Objective: Return, word for word, every line that follows.

((

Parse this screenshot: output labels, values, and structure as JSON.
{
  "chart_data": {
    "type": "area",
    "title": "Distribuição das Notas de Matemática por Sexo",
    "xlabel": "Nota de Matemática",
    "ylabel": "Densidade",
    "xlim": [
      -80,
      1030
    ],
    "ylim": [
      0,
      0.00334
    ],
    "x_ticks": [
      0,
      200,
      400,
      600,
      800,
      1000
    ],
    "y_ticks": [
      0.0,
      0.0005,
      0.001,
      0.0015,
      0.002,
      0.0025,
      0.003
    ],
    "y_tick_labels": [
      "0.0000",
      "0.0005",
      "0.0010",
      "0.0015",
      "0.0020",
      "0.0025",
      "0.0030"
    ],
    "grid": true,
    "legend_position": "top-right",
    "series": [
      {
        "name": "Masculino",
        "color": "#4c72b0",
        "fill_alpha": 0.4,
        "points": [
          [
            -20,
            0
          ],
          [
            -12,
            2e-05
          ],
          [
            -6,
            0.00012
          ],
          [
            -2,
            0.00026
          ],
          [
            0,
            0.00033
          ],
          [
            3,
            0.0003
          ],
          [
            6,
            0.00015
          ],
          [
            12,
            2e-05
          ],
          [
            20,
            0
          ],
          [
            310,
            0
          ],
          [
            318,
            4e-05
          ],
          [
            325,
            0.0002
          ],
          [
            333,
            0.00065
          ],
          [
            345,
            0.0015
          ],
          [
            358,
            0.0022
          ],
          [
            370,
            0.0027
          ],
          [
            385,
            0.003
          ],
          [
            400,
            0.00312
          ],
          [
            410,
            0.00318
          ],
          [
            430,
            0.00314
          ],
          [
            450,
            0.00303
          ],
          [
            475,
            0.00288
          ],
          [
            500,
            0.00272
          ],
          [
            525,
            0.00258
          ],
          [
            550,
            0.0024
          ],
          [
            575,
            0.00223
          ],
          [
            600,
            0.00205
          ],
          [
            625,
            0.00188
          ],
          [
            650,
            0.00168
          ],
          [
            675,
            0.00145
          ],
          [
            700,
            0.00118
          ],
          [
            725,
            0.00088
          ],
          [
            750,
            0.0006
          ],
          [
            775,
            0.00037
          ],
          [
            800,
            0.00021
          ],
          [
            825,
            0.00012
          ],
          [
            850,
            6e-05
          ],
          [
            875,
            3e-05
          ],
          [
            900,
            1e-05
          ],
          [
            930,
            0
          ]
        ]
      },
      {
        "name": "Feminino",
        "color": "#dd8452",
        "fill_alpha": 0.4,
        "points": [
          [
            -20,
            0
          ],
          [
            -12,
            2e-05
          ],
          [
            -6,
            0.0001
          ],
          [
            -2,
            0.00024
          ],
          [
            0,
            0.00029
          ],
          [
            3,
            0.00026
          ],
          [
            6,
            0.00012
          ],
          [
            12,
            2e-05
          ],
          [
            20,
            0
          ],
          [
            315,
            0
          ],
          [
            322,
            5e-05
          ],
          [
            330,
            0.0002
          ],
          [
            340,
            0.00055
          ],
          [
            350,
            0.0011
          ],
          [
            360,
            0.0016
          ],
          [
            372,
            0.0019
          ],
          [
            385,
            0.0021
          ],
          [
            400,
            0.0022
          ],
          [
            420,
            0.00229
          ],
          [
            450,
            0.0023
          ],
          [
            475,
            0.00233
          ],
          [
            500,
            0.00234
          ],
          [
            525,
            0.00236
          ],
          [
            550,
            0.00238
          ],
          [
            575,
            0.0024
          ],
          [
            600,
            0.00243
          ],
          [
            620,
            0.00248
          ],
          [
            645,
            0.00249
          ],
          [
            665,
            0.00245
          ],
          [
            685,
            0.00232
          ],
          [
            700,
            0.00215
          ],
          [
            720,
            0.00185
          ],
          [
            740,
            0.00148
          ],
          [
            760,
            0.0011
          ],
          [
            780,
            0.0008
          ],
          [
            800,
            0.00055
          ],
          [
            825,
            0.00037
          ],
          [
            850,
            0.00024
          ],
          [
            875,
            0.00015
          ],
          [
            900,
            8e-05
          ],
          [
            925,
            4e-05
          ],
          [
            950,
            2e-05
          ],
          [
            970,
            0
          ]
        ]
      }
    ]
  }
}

))

Reply to the exercise:
Parse this screenshot: output labels, values, and structure as JSON.
{
  "chart_data": {
    "type": "area",
    "title": "Distribuição das Notas de Matemática por Sexo",
    "xlabel": "Nota de Matemática",
    "ylabel": "Densidade",
    "xlim": [
      -80,
      1030
    ],
    "ylim": [
      0,
      0.00334
    ],
    "x_ticks": [
      0,
      200,
      400,
      600,
      800,
      1000
    ],
    "y_ticks": [
      0.0,
      0.0005,
      0.001,
      0.0015,
      0.002,
      0.0025,
      0.003
    ],
    "y_tick_labels": [
      "0.0000",
      "0.0005",
      "0.0010",
      "0.0015",
      "0.0020",
      "0.0025",
      "0.0030"
    ],
    "grid": true,
    "legend_position": "top-right",
    "series": [
      {
        "name": "Masculino",
        "color": "#4c72b0",
        "fill_alpha": 0.4,
        "points": [
          [
            -20,
            0
          ],
          [
            -12,
            2e-05
          ],
          [
            -6,
            0.00012
          ],
          [
            -2,
            0.00026
          ],
          [
            0,
            0.00033
          ],
          [
            3,
            0.0003
          ],
          [
            6,
            0.00015
          ],
          [
            12,
            2e-05
          ],
          [
            20,
            0
          ],
          [
            310,
            0
          ],
          [
            318,
            4e-05
          ],
          [
            325,
            0.0002
          ],
          [
            333,
            0.00065
          ],
          [
            345,
            0.0015
          ],
          [
            358,
            0.0022
          ],
          [
            370,
            0.0027
          ],
          [
            385,
            0.003
          ],
          [
            400,
            0.00312
          ],
          [
            410,
            0.00318
          ],
          [
            430,
            0.00314
          ],
          [
            450,
            0.00303
          ],
          [
            475,
            0.00288
          ],
          [
            500,
            0.00272
          ],
          [
            525,
            0.00258
          ],
          [
            550,
            0.0024
          ],
          [
            575,
            0.00223
          ],
          [
            600,
            0.00205
          ],
          [
            625,
            0.00188
          ],
          [
            650,
            0.00168
          ],
          [
            675,
            0.00145
          ],
          [
            700,
            0.00118
          ],
          [
            725,
            0.00088
          ],
          [
            750,
            0.0006
          ],
          [
            775,
            0.00037
          ],
          [
            800,
            0.00021
          ],
          [
            825,
            0.00012
          ],
          [
            850,
            6e-05
          ],
          [
            875,
            3e-05
          ],
          [
            900,
            1e-05
          ],
          [
            930,
            0
          ]
        ]
      },
      {
        "name": "Feminino",
        "color": "#dd8452",
        "fill_alpha": 0.4,
        "points": [
          [
            -20,
            0
          ],
          [
            -12,
            2e-05
          ],
          [
            -6,
            0.0001
          ],
          [
            -2,
            0.00024
          ],
          [
            0,
            0.00029
          ],
          [
            3,
            0.00026
          ],
          [
            6,
            0.00012
          ],
          [
            12,
            2e-05
          ],
          [
            20,
            0
          ],
          [
            315,
            0
          ],
          [
            322,
            5e-05
          ],
          [
            330,
            0.0002
          ],
          [
            340,
            0.00055
          ],
          [
            350,
            0.0011
          ],
          [
            360,
            0.0016
          ],
          [
            372,
            0.0019
          ],
          [
            385,
            0.0021
          ],
          [
            400,
            0.0022
          ],
          [
            420,
            0.00229
          ],
          [
            450,
            0.0023
          ],
          [
            475,
            0.00233
          ],
          [
            500,
            0.00234
          ],
          [
            525,
            0.00236
          ],
          [
            550,
            0.00238
          ],
          [
            575,
            0.0024
          ],
          [
            600,
            0.00243
          ],
          [
            620,
            0.00248
          ],
          [
            645,
            0.00249
          ],
          [
            665,
            0.00245
          ],
          [
            685,
            0.00232
          ],
          [
            700,
            0.00215
          ],
          [
            720,
            0.00185
          ],
          [
            740,
            0.00148
          ],
          [
            760,
            0.0011
          ],
          [
            780,
            0.0008
          ],
          [
            800,
            0.00055
          ],
          [
            825,
            0.00037
          ],
          [
            850,
            0.00024
          ],
          [
            875,
            0.00015
          ],
          [
            900,
            8e-05
          ],
          [
            925,
            4e-05
          ],
          [
            950,
            2e-05
          ],
          [
            970,
            0
          ]
        ]
      }
    ]
  }
}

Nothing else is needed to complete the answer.